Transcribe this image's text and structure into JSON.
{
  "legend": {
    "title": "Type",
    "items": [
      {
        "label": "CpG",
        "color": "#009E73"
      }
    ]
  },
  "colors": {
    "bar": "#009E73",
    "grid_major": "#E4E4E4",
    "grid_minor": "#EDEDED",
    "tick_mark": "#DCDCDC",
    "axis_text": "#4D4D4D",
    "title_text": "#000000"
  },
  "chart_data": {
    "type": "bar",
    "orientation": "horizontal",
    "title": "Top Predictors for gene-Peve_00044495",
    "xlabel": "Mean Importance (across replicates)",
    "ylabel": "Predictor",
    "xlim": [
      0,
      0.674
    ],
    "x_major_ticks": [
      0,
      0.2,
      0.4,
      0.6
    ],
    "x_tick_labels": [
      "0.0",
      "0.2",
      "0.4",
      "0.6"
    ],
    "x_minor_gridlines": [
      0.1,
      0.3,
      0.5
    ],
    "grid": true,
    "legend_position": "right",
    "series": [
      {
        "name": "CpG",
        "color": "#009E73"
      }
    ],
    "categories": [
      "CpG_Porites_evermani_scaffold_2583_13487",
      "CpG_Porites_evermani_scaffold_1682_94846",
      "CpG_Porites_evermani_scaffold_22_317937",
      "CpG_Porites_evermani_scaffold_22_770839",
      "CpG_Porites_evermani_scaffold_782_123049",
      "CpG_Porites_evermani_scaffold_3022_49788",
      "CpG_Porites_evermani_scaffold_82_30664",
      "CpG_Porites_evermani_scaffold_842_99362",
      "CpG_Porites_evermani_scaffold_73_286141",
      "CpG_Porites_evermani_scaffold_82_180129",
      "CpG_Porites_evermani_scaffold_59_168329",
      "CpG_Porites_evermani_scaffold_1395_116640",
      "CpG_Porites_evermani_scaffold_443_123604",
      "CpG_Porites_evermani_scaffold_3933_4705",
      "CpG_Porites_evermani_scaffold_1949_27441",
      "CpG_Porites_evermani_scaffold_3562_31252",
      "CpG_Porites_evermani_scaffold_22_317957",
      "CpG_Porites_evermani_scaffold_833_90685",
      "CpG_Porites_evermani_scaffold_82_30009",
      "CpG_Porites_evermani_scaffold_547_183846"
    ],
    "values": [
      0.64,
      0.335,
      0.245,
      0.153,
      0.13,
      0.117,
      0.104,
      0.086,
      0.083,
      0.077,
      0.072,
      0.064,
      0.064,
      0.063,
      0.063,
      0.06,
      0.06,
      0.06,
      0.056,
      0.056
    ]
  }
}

····················

#### [THE TASK]
Recopy the entries above in their entirety, exactly.

#### [RESPONSE]
Transcribe this image's text and structure into JSON.
{
  "legend": {
    "title": "Type",
    "items": [
      {
        "label": "CpG",
        "color": "#009E73"
      }
    ]
  },
  "colors": {
    "bar": "#009E73",
    "grid_major": "#E4E4E4",
    "grid_minor": "#EDEDED",
    "tick_mark": "#DCDCDC",
    "axis_text": "#4D4D4D",
    "title_text": "#000000"
  },
  "chart_data": {
    "type": "bar",
    "orientation": "horizontal",
    "title": "Top Predictors for gene-Peve_00044495",
    "xlabel": "Mean Importance (across replicates)",
    "ylabel": "Predictor",
    "xlim": [
      0,
      0.674
    ],
    "x_major_ticks": [
      0,
      0.2,
      0.4,
      0.6
    ],
    "x_tick_labels": [
      "0.0",
      "0.2",
      "0.4",
      "0.6"
    ],
    "x_minor_gridlines": [
      0.1,
      0.3,
      0.5
    ],
    "grid": true,
    "legend_position": "right",
    "series": [
      {
        "name": "CpG",
        "color": "#009E73"
      }
    ],
    "categories": [
      "CpG_Porites_evermani_scaffold_2583_13487",
      "CpG_Porites_evermani_scaffold_1682_94846",
      "CpG_Porites_evermani_scaffold_22_317937",
      "CpG_Porites_evermani_scaffold_22_770839",
      "CpG_Porites_evermani_scaffold_782_123049",
      "CpG_Porites_evermani_scaffold_3022_49788",
      "CpG_Porites_evermani_scaffold_82_30664",
      "CpG_Porites_evermani_scaffold_842_99362",
      "CpG_Porites_evermani_scaffold_73_286141",
      "CpG_Porites_evermani_scaffold_82_180129",
      "CpG_Porites_evermani_scaffold_59_168329",
      "CpG_Porites_evermani_scaffold_1395_116640",
      "CpG_Porites_evermani_scaffold_443_123604",
      "CpG_Porites_evermani_scaffold_3933_4705",
      "CpG_Porites_evermani_scaffold_1949_27441",
      "CpG_Porites_evermani_scaffold_3562_31252",
      "CpG_Porites_evermani_scaffold_22_317957",
      "CpG_Porites_evermani_scaffold_833_90685",
      "CpG_Porites_evermani_scaffold_82_30009",
      "CpG_Porites_evermani_scaffold_547_183846"
    ],
    "values": [
      0.64,
      0.335,
      0.245,
      0.153,
      0.13,
      0.117,
      0.104,
      0.086,
      0.083,
      0.077,
      0.072,
      0.064,
      0.064,
      0.063,
      0.063,
      0.06,
      0.06,
      0.06,
      0.056,
      0.056
    ]
  }
}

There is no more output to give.